- _DEINE ANWEISUNGEN_: Gib aus dem Text über Rudolf Meister den Abschnitt von „Rudolf Meister trat“ bis einschließlich „und Toshiba EMI.“ wortgetreu wieder.

- _DOKUMENTAUSZUG_:

Rudolf Meister trat weltweit als Solist mit mehr als 30 Orchestern auf sowie als Kammermusiker mit berühmten Partnern wie Isabelle van Keulen, Ulf Hoelscher oder Wanda Wilkomirska. Dabei führten ihn seine Tourneen in Säle wie das Lincoln Center (New York), Tokyo Bunka Kaikan und Tokyo Metropolitan Theatre, Seoul Arts Center, ABC-Hall (Sydney), Salle Gaveau (Paris), Musikverein, Konzerthaus (Wien), Berliner Philharmonie und Festspielhaus Baden-Baden sowie zum Rheingau Musik Festival und Schleswig-Holstein Musik Festival. Daneben entstanden zahlreiche CD-Einspielungen, unter anderem in Zusammenarbeit mit der Deutschen Grammophon Gesellschaft und Toshiba EMI.

- _AUFGELISTETE DATENSÄTZE_:
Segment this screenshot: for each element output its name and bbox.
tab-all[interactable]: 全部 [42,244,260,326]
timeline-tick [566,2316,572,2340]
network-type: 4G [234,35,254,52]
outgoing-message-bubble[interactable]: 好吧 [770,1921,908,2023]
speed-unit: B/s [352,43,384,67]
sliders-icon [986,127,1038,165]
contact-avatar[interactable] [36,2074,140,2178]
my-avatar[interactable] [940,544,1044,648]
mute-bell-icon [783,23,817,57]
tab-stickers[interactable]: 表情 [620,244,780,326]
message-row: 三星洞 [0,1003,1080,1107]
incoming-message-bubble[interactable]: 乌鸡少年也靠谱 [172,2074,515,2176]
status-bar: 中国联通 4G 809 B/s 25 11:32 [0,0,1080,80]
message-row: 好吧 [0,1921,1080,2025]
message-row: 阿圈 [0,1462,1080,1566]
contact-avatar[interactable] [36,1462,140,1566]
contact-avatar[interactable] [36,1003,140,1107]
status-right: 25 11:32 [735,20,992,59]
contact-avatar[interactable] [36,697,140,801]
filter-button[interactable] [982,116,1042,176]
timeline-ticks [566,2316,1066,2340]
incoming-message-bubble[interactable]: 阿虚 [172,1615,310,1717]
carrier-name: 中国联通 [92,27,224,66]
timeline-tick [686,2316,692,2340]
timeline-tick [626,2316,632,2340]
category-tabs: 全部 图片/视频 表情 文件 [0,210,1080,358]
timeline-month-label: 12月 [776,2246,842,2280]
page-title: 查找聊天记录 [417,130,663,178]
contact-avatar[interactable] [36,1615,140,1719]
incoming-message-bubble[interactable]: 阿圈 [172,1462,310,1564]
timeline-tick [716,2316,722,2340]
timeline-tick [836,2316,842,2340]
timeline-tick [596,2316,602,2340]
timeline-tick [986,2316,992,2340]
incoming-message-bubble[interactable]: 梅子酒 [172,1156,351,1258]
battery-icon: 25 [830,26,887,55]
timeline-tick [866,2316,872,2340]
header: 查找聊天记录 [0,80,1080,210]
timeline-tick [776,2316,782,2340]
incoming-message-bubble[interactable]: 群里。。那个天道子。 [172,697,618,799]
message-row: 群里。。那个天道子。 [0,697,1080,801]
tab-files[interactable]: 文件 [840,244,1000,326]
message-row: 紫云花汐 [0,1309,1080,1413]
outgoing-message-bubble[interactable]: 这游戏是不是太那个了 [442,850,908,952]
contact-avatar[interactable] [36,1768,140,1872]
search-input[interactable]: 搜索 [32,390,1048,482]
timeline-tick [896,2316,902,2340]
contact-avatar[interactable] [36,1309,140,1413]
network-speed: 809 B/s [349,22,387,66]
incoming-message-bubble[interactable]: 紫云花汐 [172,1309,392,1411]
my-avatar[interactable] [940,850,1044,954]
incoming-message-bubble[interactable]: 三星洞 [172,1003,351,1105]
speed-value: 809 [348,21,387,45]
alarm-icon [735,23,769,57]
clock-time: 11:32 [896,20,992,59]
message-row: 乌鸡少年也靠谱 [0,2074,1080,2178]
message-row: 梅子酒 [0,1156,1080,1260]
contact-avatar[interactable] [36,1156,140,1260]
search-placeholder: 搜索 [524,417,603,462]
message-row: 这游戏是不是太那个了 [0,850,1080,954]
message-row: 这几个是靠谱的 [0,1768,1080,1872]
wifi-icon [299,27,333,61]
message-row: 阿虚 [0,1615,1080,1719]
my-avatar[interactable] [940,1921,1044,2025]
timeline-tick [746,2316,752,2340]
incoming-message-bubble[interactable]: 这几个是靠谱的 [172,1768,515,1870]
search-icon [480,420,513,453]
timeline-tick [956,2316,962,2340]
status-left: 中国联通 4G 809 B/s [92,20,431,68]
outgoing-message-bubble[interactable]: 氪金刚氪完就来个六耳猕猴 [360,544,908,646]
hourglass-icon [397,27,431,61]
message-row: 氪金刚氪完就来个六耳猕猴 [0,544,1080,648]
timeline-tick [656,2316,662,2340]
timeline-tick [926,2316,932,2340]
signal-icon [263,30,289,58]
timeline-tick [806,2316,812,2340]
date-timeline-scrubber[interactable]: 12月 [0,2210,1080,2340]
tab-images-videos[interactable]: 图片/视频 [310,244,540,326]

- _ERGEBNIS DIESER AUFGABE_:
Rudolf Meister trat weltweit als Solist mit mehr als 30 Orchestern auf sowie als Kammermusiker mit berühmten Partnern wie Isabelle van Keulen, Ulf Hoelscher oder Wanda Wilkomirska. Dabei führten ihn seine Tourneen in Säle wie das Lincoln Center (New York), Tokyo Bunka Kaikan und Tokyo Metropolitan Theatre, Seoul Arts Center, ABC-Hall (Sydney), Salle Gaveau (Paris), Musikverein, Konzerthaus (Wien), Berliner Philharmonie und Festspielhaus Baden-Baden sowie zum Rheingau Musik Festival und Schleswig-Holstein Musik Festival. Daneben entstanden zahlreiche CD-Einspielungen, unter anderem in Zusammenarbeit mit der Deutschen Grammophon Gesellschaft und Toshiba EMI.